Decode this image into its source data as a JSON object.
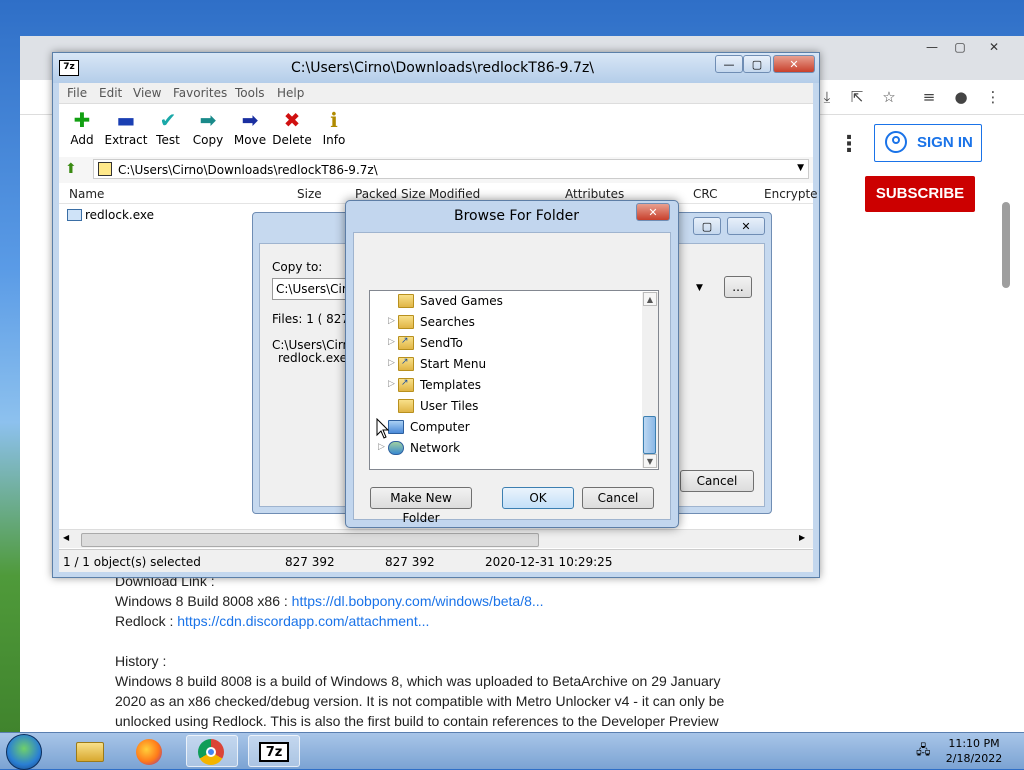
{
  "zip": {
    "title": "C:\\Users\\Cirno\\Downloads\\redlockT86-9.7z\\",
    "menu": [
      "File",
      "Edit",
      "View",
      "Favorites",
      "Tools",
      "Help"
    ],
    "tools": [
      {
        "label": "Add",
        "icon": "plus-icon",
        "glyph": "✚",
        "color": "#12a012"
      },
      {
        "label": "Extract",
        "icon": "minus-icon",
        "glyph": "▬",
        "color": "#1a3fb3"
      },
      {
        "label": "Test",
        "icon": "check-icon",
        "glyph": "✔",
        "color": "#1aa8a8"
      },
      {
        "label": "Copy",
        "icon": "arrow-right-icon",
        "glyph": "➡",
        "color": "#1a8a8a"
      },
      {
        "label": "Move",
        "icon": "arrow-right-icon",
        "glyph": "➡",
        "color": "#1a2fa0"
      },
      {
        "label": "Delete",
        "icon": "x-icon",
        "glyph": "✖",
        "color": "#d01010"
      },
      {
        "label": "Info",
        "icon": "info-icon",
        "glyph": "ℹ",
        "color": "#b08a00"
      }
    ],
    "address": "C:\\Users\\Cirno\\Downloads\\redlockT86-9.7z\\",
    "columns": [
      "Name",
      "Size",
      "Packed Size",
      "Modified",
      "Attributes",
      "CRC",
      "Encrypte"
    ],
    "file": {
      "name": "redlock.exe"
    },
    "status": {
      "selection": "1 / 1 object(s) selected",
      "size": "827 392",
      "packed": "827 392",
      "modified": "2020-12-31 10:29:25"
    }
  },
  "copy_dialog": {
    "copy_to_label": "Copy to:",
    "path_value": "C:\\Users\\Cirno",
    "files_label": "Files: 1    ( 827",
    "path_line": "C:\\Users\\Cirno\\",
    "file_line": "redlock.exe",
    "browse_label": "...",
    "cancel_label": "Cancel"
  },
  "browse": {
    "title": "Browse For Folder",
    "tree": [
      {
        "label": "Saved Games",
        "indent": 1,
        "expandable": false,
        "icon": "folder-icon",
        "kind": "fold"
      },
      {
        "label": "Searches",
        "indent": 1,
        "expandable": true,
        "icon": "folder-icon",
        "kind": "fold"
      },
      {
        "label": "SendTo",
        "indent": 1,
        "expandable": true,
        "icon": "shortcut-folder-icon",
        "kind": "lnk"
      },
      {
        "label": "Start Menu",
        "indent": 1,
        "expandable": true,
        "icon": "shortcut-folder-icon",
        "kind": "lnk"
      },
      {
        "label": "Templates",
        "indent": 1,
        "expandable": true,
        "icon": "shortcut-folder-icon",
        "kind": "lnk"
      },
      {
        "label": "User Tiles",
        "indent": 1,
        "expandable": false,
        "icon": "folder-icon",
        "kind": "fold"
      },
      {
        "label": "Computer",
        "indent": 0,
        "expandable": true,
        "icon": "computer-icon",
        "kind": "pc"
      },
      {
        "label": "Network",
        "indent": 0,
        "expandable": true,
        "icon": "network-icon",
        "kind": "net"
      }
    ],
    "new_folder_label": "Make New Folder",
    "ok_label": "OK",
    "cancel_label": "Cancel"
  },
  "web": {
    "sign_in": "SIGN IN",
    "subscribe": "SUBSCRIBE",
    "download_link_label": "Download Link :",
    "line1_text": "Windows 8 Build 8008 x86 : ",
    "line1_link": "https://dl.bobpony.com/windows/beta/8...",
    "line2_text": "Redlock : ",
    "line2_link": "https://cdn.discordapp.com/attachment...",
    "history_label": "History :",
    "history_lines": [
      "Windows 8 build 8008 is a build of Windows 8, which was uploaded to BetaArchive on 29 January",
      "2020 as an x86 checked/debug version. It is not compatible with Metro Unlocker v4 - it can only be",
      "unlocked using Redlock. This is also the first build to contain references to the Developer Preview"
    ]
  },
  "taskbar": {
    "time": "11:10 PM",
    "date": "2/18/2022"
  }
}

Task to complete - Could you repeat all of the material exactly? Pictures should not be copied.

Solution to this problem -
Decode this image into its source data as a JSON object.
{
  "zip": {
    "title": "C:\\Users\\Cirno\\Downloads\\redlockT86-9.7z\\",
    "menu": [
      "File",
      "Edit",
      "View",
      "Favorites",
      "Tools",
      "Help"
    ],
    "tools": [
      {
        "label": "Add",
        "icon": "plus-icon",
        "glyph": "✚",
        "color": "#12a012"
      },
      {
        "label": "Extract",
        "icon": "minus-icon",
        "glyph": "▬",
        "color": "#1a3fb3"
      },
      {
        "label": "Test",
        "icon": "check-icon",
        "glyph": "✔",
        "color": "#1aa8a8"
      },
      {
        "label": "Copy",
        "icon": "arrow-right-icon",
        "glyph": "➡",
        "color": "#1a8a8a"
      },
      {
        "label": "Move",
        "icon": "arrow-right-icon",
        "glyph": "➡",
        "color": "#1a2fa0"
      },
      {
        "label": "Delete",
        "icon": "x-icon",
        "glyph": "✖",
        "color": "#d01010"
      },
      {
        "label": "Info",
        "icon": "info-icon",
        "glyph": "ℹ",
        "color": "#b08a00"
      }
    ],
    "address": "C:\\Users\\Cirno\\Downloads\\redlockT86-9.7z\\",
    "columns": [
      "Name",
      "Size",
      "Packed Size",
      "Modified",
      "Attributes",
      "CRC",
      "Encrypte"
    ],
    "file": {
      "name": "redlock.exe"
    },
    "status": {
      "selection": "1 / 1 object(s) selected",
      "size": "827 392",
      "packed": "827 392",
      "modified": "2020-12-31 10:29:25"
    }
  },
  "copy_dialog": {
    "copy_to_label": "Copy to:",
    "path_value": "C:\\Users\\Cirno",
    "files_label": "Files: 1    ( 827",
    "path_line": "C:\\Users\\Cirno\\",
    "file_line": "redlock.exe",
    "browse_label": "...",
    "cancel_label": "Cancel"
  },
  "browse": {
    "title": "Browse For Folder",
    "tree": [
      {
        "label": "Saved Games",
        "indent": 1,
        "expandable": false,
        "icon": "folder-icon",
        "kind": "fold"
      },
      {
        "label": "Searches",
        "indent": 1,
        "expandable": true,
        "icon": "folder-icon",
        "kind": "fold"
      },
      {
        "label": "SendTo",
        "indent": 1,
        "expandable": true,
        "icon": "shortcut-folder-icon",
        "kind": "lnk"
      },
      {
        "label": "Start Menu",
        "indent": 1,
        "expandable": true,
        "icon": "shortcut-folder-icon",
        "kind": "lnk"
      },
      {
        "label": "Templates",
        "indent": 1,
        "expandable": true,
        "icon": "shortcut-folder-icon",
        "kind": "lnk"
      },
      {
        "label": "User Tiles",
        "indent": 1,
        "expandable": false,
        "icon": "folder-icon",
        "kind": "fold"
      },
      {
        "label": "Computer",
        "indent": 0,
        "expandable": true,
        "icon": "computer-icon",
        "kind": "pc"
      },
      {
        "label": "Network",
        "indent": 0,
        "expandable": true,
        "icon": "network-icon",
        "kind": "net"
      }
    ],
    "new_folder_label": "Make New Folder",
    "ok_label": "OK",
    "cancel_label": "Cancel"
  },
  "web": {
    "sign_in": "SIGN IN",
    "subscribe": "SUBSCRIBE",
    "download_link_label": "Download Link :",
    "line1_text": "Windows 8 Build 8008 x86 : ",
    "line1_link": "https://dl.bobpony.com/windows/beta/8...",
    "line2_text": "Redlock : ",
    "line2_link": "https://cdn.discordapp.com/attachment...",
    "history_label": "History :",
    "history_lines": [
      "Windows 8 build 8008 is a build of Windows 8, which was uploaded to BetaArchive on 29 January",
      "2020 as an x86 checked/debug version. It is not compatible with Metro Unlocker v4 - it can only be",
      "unlocked using Redlock. This is also the first build to contain references to the Developer Preview"
    ]
  },
  "taskbar": {
    "time": "11:10 PM",
    "date": "2/18/2022"
  }
}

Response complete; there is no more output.